Records from a collection
==============================
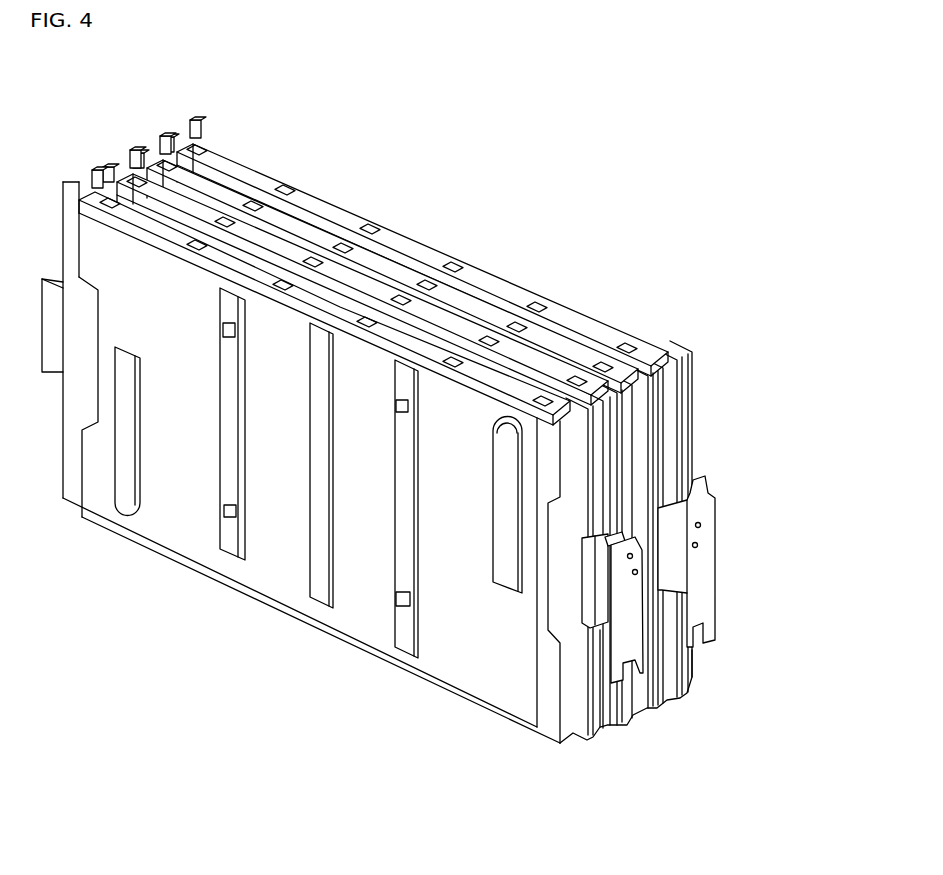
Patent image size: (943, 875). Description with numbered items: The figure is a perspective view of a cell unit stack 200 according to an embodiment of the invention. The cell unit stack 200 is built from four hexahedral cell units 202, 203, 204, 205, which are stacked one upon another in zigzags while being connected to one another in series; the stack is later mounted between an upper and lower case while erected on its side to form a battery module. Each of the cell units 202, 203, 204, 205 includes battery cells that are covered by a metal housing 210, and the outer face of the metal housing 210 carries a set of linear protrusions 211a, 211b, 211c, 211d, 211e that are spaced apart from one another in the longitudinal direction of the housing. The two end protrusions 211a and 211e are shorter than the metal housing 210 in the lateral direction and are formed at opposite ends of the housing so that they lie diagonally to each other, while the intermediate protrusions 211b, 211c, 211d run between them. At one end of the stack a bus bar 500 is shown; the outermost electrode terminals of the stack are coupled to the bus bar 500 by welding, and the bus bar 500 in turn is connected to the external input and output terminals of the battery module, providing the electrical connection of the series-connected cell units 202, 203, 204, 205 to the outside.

The cell unit stack 200 is at (80, 134).
The hexahedral cell unit 202 is at (164, 218).
The hexahedral cell unit 203 is at (296, 247).
The hexahedral cell unit 204 is at (396, 272).
The hexahedral cell unit 205 is at (512, 296).
The metal housing 210 is at (287, 462).
The linear protrusion 211a is at (475, 505).
The linear protrusion 211b is at (408, 635).
The linear protrusion 211c is at (316, 583).
The linear protrusion 211d is at (232, 534).
The linear protrusion 211e is at (125, 486).
The bus bar 500 is at (703, 567).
==============================
▶ What you have to do
All records above are to be printed exactly, minus the pictures they contain.

▶ Written solution
Patent image size: (943, 875). Description with numbered items: The figure is a perspective view of a cell unit stack 200 according to an embodiment of the invention. The cell unit stack 200 is built from four hexahedral cell units 202, 203, 204, 205, which are stacked one upon another in zigzags while being connected to one another in series; the stack is later mounted between an upper and lower case while erected on its side to form a battery module. Each of the cell units 202, 203, 204, 205 includes battery cells that are covered by a metal housing 210, and the outer face of the metal housing 210 carries a set of linear protrusions 211a, 211b, 211c, 211d, 211e that are spaced apart from one another in the longitudinal direction of the housing. The two end protrusions 211a and 211e are shorter than the metal housing 210 in the lateral direction and are formed at opposite ends of the housing so that they lie diagonally to each other, while the intermediate protrusions 211b, 211c, 211d run between them. At one end of the stack a bus bar 500 is shown; the outermost electrode terminals of the stack are coupled to the bus bar 500 by welding, and the bus bar 500 in turn is connected to the external input and output terminals of the battery module, providing the electrical connection of the series-connected cell units 202, 203, 204, 205 to the outside.

The cell unit stack 200 is at (80, 134).
The hexahedral cell unit 202 is at (164, 218).
The hexahedral cell unit 203 is at (296, 247).
The hexahedral cell unit 204 is at (396, 272).
The hexahedral cell unit 205 is at (512, 296).
The metal housing 210 is at (287, 462).
The linear protrusion 211a is at (475, 505).
The linear protrusion 211b is at (408, 635).
The linear protrusion 211c is at (316, 583).
The linear protrusion 211d is at (232, 534).
The linear protrusion 211e is at (125, 486).
The bus bar 500 is at (703, 567).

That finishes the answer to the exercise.